◆ Data excerpts
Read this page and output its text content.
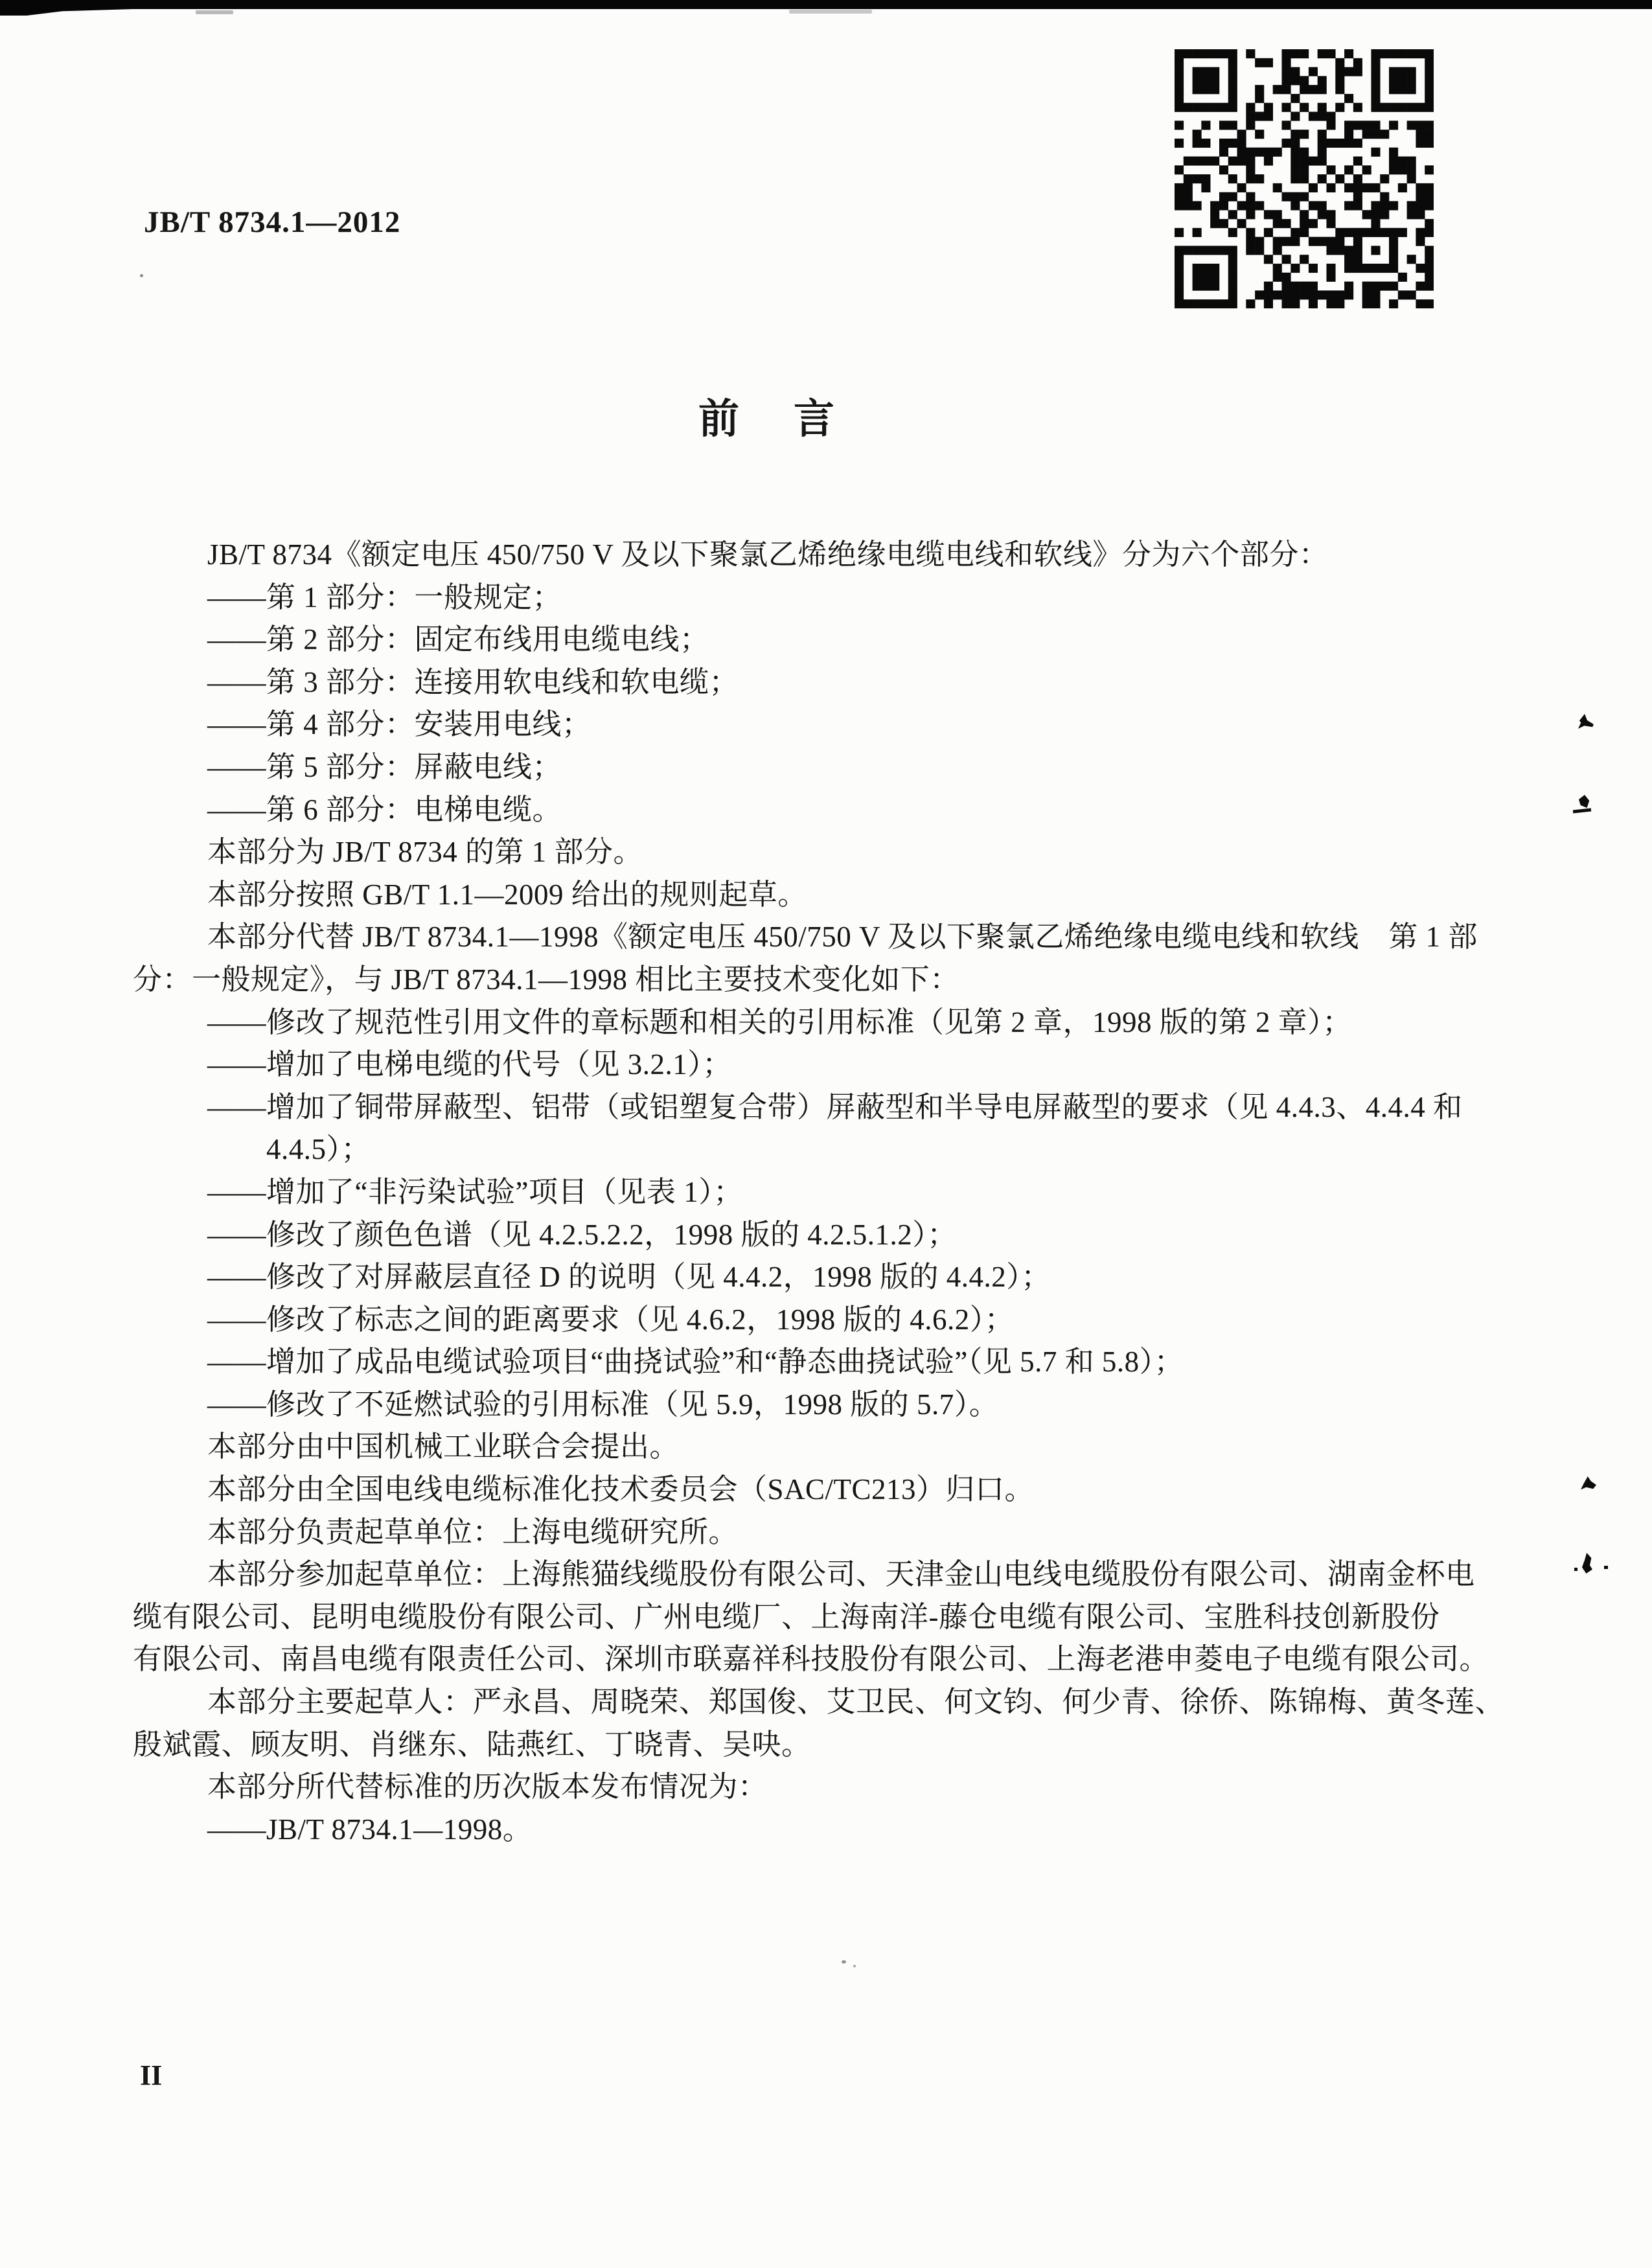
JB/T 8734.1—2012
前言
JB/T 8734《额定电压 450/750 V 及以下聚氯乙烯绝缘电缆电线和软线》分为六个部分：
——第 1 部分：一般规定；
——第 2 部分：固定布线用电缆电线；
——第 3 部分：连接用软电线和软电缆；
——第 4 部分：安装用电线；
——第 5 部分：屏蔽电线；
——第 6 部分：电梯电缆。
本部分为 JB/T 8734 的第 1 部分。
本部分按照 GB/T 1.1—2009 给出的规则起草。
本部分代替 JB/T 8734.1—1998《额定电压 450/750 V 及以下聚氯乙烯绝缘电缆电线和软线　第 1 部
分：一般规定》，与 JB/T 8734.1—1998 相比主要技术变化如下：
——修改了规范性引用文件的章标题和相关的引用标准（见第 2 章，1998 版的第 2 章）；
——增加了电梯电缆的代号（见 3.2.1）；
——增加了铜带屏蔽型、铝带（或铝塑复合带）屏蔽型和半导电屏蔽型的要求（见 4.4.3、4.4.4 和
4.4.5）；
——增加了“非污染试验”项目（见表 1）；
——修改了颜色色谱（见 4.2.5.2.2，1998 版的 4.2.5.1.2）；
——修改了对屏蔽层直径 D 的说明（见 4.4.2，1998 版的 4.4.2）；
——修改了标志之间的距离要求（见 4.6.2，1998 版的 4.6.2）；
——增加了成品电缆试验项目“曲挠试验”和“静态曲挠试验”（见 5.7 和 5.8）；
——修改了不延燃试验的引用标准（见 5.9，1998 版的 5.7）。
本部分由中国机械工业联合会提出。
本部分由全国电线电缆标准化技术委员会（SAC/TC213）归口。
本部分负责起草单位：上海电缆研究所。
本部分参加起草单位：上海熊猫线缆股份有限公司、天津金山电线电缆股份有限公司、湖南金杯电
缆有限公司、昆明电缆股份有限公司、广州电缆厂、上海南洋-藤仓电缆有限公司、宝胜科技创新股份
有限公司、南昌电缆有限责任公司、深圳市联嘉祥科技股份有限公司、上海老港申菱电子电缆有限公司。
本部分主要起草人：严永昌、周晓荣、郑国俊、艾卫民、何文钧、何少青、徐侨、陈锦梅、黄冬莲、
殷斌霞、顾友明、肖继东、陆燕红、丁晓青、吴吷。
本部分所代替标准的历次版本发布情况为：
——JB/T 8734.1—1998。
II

◆ Exercise description
Copy whichever lines in the listing above contain the word "额定电压".

◆ Full output
JB/T 8734《额定电压 450/750 V 及以下聚氯乙烯绝缘电缆电线和软线》分为六个部分：
本部分代替 JB/T 8734.1—1998《额定电压 450/750 V 及以下聚氯乙烯绝缘电缆电线和软线　第 1 部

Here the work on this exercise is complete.